* **Task to complete**: Write out all the material exactly. Leave nothing out.

* **Figure record extracts**:
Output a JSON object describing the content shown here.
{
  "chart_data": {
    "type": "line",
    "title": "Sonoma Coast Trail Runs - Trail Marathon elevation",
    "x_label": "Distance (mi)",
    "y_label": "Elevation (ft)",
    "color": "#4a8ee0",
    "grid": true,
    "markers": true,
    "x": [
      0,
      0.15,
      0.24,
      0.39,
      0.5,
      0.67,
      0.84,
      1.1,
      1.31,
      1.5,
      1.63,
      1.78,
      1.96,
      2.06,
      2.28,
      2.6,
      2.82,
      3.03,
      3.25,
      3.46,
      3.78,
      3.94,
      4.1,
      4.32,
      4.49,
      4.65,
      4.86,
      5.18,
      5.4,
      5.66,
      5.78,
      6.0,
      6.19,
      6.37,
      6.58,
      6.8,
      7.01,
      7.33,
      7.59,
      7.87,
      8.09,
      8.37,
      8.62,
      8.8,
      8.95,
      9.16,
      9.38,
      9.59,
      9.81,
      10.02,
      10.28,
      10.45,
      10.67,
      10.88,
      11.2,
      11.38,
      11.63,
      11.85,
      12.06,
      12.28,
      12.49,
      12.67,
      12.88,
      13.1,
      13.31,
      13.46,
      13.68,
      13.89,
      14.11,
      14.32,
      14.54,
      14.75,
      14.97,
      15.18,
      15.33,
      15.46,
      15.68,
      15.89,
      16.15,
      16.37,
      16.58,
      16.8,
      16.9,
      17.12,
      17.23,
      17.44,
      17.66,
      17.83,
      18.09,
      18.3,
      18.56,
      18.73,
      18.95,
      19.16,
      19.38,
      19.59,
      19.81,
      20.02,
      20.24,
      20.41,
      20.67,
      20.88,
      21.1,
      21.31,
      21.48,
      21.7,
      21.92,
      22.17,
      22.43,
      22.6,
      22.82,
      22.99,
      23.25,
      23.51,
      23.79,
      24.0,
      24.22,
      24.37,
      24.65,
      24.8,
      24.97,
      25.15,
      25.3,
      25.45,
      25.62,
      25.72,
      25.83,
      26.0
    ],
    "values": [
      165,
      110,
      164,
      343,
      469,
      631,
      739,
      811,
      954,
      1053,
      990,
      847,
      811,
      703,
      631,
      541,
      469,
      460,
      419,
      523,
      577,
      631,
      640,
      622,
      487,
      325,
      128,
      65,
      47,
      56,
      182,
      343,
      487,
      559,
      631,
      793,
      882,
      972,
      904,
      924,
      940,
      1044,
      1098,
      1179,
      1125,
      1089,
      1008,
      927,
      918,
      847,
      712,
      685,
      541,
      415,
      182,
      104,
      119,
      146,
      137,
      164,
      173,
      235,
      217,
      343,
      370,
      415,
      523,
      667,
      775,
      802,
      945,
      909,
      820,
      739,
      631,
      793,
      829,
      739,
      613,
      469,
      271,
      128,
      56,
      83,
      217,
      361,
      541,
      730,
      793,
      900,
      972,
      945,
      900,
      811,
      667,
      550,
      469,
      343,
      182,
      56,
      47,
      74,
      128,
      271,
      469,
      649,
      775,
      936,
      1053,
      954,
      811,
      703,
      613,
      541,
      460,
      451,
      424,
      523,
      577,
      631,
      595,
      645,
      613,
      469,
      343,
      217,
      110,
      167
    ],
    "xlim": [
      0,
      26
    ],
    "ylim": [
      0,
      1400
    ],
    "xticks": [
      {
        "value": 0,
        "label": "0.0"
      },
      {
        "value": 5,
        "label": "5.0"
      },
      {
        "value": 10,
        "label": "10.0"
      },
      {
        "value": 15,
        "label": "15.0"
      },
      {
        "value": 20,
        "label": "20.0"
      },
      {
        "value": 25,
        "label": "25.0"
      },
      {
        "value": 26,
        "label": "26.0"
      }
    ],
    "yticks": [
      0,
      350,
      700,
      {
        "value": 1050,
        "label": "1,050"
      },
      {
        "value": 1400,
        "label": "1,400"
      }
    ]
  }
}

* **Solution for this task**:
Output a JSON object describing the content shown here.
{
  "chart_data": {
    "type": "line",
    "title": "Sonoma Coast Trail Runs - Trail Marathon elevation",
    "x_label": "Distance (mi)",
    "y_label": "Elevation (ft)",
    "color": "#4a8ee0",
    "grid": true,
    "markers": true,
    "x": [
      0,
      0.15,
      0.24,
      0.39,
      0.5,
      0.67,
      0.84,
      1.1,
      1.31,
      1.5,
      1.63,
      1.78,
      1.96,
      2.06,
      2.28,
      2.6,
      2.82,
      3.03,
      3.25,
      3.46,
      3.78,
      3.94,
      4.1,
      4.32,
      4.49,
      4.65,
      4.86,
      5.18,
      5.4,
      5.66,
      5.78,
      6.0,
      6.19,
      6.37,
      6.58,
      6.8,
      7.01,
      7.33,
      7.59,
      7.87,
      8.09,
      8.37,
      8.62,
      8.8,
      8.95,
      9.16,
      9.38,
      9.59,
      9.81,
      10.02,
      10.28,
      10.45,
      10.67,
      10.88,
      11.2,
      11.38,
      11.63,
      11.85,
      12.06,
      12.28,
      12.49,
      12.67,
      12.88,
      13.1,
      13.31,
      13.46,
      13.68,
      13.89,
      14.11,
      14.32,
      14.54,
      14.75,
      14.97,
      15.18,
      15.33,
      15.46,
      15.68,
      15.89,
      16.15,
      16.37,
      16.58,
      16.8,
      16.9,
      17.12,
      17.23,
      17.44,
      17.66,
      17.83,
      18.09,
      18.3,
      18.56,
      18.73,
      18.95,
      19.16,
      19.38,
      19.59,
      19.81,
      20.02,
      20.24,
      20.41,
      20.67,
      20.88,
      21.1,
      21.31,
      21.48,
      21.7,
      21.92,
      22.17,
      22.43,
      22.6,
      22.82,
      22.99,
      23.25,
      23.51,
      23.79,
      24.0,
      24.22,
      24.37,
      24.65,
      24.8,
      24.97,
      25.15,
      25.3,
      25.45,
      25.62,
      25.72,
      25.83,
      26.0
    ],
    "values": [
      165,
      110,
      164,
      343,
      469,
      631,
      739,
      811,
      954,
      1053,
      990,
      847,
      811,
      703,
      631,
      541,
      469,
      460,
      419,
      523,
      577,
      631,
      640,
      622,
      487,
      325,
      128,
      65,
      47,
      56,
      182,
      343,
      487,
      559,
      631,
      793,
      882,
      972,
      904,
      924,
      940,
      1044,
      1098,
      1179,
      1125,
      1089,
      1008,
      927,
      918,
      847,
      712,
      685,
      541,
      415,
      182,
      104,
      119,
      146,
      137,
      164,
      173,
      235,
      217,
      343,
      370,
      415,
      523,
      667,
      775,
      802,
      945,
      909,
      820,
      739,
      631,
      793,
      829,
      739,
      613,
      469,
      271,
      128,
      56,
      83,
      217,
      361,
      541,
      730,
      793,
      900,
      972,
      945,
      900,
      811,
      667,
      550,
      469,
      343,
      182,
      56,
      47,
      74,
      128,
      271,
      469,
      649,
      775,
      936,
      1053,
      954,
      811,
      703,
      613,
      541,
      460,
      451,
      424,
      523,
      577,
      631,
      595,
      645,
      613,
      469,
      343,
      217,
      110,
      167
    ],
    "xlim": [
      0,
      26
    ],
    "ylim": [
      0,
      1400
    ],
    "xticks": [
      {
        "value": 0,
        "label": "0.0"
      },
      {
        "value": 5,
        "label": "5.0"
      },
      {
        "value": 10,
        "label": "10.0"
      },
      {
        "value": 15,
        "label": "15.0"
      },
      {
        "value": 20,
        "label": "20.0"
      },
      {
        "value": 25,
        "label": "25.0"
      },
      {
        "value": 26,
        "label": "26.0"
      }
    ],
    "yticks": [
      0,
      350,
      700,
      {
        "value": 1050,
        "label": "1,050"
      },
      {
        "value": 1400,
        "label": "1,400"
      }
    ]
  }
}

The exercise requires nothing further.